• Goal of the exercise:
Copy the records below verbatim, from their first line through the line that contains "outline-description: determining it", including both of these lines.

Entries from a dataset:

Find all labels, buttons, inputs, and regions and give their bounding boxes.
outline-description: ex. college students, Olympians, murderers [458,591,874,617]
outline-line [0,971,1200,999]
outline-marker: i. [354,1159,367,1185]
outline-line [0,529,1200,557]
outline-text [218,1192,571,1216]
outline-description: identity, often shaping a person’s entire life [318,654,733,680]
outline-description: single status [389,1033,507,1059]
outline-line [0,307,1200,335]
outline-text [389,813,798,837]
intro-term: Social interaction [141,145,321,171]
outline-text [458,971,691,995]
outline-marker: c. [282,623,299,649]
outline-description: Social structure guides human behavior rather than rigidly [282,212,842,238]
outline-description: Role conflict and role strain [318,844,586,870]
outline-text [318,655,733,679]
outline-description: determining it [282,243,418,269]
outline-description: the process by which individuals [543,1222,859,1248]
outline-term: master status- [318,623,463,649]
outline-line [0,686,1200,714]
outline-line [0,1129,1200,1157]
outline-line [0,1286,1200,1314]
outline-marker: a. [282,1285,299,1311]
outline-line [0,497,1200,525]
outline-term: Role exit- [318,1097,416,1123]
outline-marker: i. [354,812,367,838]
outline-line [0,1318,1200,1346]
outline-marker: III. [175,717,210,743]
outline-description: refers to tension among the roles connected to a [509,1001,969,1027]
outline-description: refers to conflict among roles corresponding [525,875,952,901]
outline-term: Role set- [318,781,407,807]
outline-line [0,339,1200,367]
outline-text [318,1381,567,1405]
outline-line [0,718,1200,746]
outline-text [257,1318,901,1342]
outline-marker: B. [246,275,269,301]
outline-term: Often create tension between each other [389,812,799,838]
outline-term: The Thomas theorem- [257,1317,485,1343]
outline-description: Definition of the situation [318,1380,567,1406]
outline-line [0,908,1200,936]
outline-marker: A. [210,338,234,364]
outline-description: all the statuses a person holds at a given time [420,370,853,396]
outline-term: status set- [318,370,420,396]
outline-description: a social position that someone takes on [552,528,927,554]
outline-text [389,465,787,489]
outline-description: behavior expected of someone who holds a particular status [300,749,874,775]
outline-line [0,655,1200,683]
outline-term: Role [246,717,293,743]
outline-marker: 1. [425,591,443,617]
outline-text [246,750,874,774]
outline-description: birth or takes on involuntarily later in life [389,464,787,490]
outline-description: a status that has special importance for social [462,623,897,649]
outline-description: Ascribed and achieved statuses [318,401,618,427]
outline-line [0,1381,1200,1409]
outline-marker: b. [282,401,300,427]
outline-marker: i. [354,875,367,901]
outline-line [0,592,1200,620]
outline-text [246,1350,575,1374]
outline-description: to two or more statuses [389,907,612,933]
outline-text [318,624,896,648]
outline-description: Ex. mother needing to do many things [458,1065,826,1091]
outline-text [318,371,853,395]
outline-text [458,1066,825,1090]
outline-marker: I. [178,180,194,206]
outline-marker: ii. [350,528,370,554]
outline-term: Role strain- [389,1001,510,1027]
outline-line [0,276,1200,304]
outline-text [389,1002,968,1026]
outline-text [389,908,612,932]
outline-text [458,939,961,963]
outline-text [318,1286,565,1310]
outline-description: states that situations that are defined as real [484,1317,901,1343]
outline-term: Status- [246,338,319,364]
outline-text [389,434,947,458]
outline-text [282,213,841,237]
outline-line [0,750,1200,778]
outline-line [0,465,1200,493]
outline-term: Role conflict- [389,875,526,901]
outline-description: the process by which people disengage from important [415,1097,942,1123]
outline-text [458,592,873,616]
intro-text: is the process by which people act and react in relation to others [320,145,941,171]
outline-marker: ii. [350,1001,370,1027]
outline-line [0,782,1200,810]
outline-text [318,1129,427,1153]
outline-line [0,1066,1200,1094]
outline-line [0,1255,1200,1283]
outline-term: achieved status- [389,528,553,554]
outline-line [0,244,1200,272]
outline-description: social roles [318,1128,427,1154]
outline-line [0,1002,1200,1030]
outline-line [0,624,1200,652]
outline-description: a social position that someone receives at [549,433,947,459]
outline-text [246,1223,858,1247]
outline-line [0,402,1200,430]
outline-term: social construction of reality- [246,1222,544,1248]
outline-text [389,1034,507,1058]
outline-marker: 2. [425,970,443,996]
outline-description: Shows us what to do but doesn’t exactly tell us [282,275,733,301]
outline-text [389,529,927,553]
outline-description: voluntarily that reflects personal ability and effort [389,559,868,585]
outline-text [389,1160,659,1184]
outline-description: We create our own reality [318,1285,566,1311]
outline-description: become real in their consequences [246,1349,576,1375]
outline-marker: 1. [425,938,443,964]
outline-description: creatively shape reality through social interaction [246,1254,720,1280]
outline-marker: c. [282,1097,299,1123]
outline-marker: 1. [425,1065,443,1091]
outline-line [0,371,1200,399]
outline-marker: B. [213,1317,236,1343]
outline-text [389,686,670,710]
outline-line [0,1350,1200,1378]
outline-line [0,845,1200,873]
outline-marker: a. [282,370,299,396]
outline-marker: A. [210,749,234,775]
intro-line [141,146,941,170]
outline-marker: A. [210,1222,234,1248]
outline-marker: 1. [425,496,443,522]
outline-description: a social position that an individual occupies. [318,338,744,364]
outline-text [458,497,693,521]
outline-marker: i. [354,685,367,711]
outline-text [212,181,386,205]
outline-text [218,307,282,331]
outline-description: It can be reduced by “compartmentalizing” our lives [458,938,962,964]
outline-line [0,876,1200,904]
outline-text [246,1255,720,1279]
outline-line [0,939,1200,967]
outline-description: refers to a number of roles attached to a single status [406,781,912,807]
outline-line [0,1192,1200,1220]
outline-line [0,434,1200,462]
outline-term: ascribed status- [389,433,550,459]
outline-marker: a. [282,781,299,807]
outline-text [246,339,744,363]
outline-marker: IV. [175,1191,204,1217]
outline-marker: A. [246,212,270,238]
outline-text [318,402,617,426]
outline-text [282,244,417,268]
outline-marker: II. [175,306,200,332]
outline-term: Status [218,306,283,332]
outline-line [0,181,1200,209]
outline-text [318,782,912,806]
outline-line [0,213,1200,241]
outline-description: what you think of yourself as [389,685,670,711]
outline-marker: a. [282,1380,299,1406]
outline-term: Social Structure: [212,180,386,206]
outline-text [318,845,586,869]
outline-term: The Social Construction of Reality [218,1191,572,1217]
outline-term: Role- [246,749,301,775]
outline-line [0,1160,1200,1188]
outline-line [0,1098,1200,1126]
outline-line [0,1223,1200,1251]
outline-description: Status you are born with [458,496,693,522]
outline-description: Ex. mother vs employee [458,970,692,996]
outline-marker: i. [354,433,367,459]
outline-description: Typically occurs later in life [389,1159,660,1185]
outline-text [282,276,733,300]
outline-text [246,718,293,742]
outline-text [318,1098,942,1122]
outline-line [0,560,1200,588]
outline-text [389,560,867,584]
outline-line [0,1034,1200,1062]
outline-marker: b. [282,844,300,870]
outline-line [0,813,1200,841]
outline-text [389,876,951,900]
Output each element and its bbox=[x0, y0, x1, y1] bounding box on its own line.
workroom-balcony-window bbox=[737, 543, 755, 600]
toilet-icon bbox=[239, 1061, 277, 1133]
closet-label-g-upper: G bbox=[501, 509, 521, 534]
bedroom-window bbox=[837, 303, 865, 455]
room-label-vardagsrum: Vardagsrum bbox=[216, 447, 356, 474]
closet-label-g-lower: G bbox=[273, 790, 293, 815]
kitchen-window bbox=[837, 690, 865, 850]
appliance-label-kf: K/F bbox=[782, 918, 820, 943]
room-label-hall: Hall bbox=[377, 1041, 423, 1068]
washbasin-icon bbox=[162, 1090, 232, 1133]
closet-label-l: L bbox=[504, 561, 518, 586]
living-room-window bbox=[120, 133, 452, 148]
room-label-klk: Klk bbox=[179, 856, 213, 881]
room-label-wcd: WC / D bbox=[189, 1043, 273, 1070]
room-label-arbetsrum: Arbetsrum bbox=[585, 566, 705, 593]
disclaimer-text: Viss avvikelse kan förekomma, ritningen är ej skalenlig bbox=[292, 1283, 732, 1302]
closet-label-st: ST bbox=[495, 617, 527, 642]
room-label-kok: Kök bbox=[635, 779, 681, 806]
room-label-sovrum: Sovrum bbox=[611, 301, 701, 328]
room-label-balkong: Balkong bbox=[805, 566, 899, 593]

• Reply to the exercise:
Find all labels, buttons, inputs, and regions and give their bounding boxes.
outline-description: ex. college students, Olympians, murderers [458,591,874,617]
outline-line [0,971,1200,999]
outline-marker: i. [354,1159,367,1185]
outline-line [0,529,1200,557]
outline-text [218,1192,571,1216]
outline-description: identity, often shaping a person’s entire life [318,654,733,680]
outline-description: single status [389,1033,507,1059]
outline-line [0,307,1200,335]
outline-text [389,813,798,837]
intro-term: Social interaction [141,145,321,171]
outline-text [458,971,691,995]
outline-marker: c. [282,623,299,649]
outline-description: Social structure guides human behavior rather than rigidly [282,212,842,238]
outline-description: Role conflict and role strain [318,844,586,870]
outline-text [318,655,733,679]
outline-description: determining it [282,243,418,269]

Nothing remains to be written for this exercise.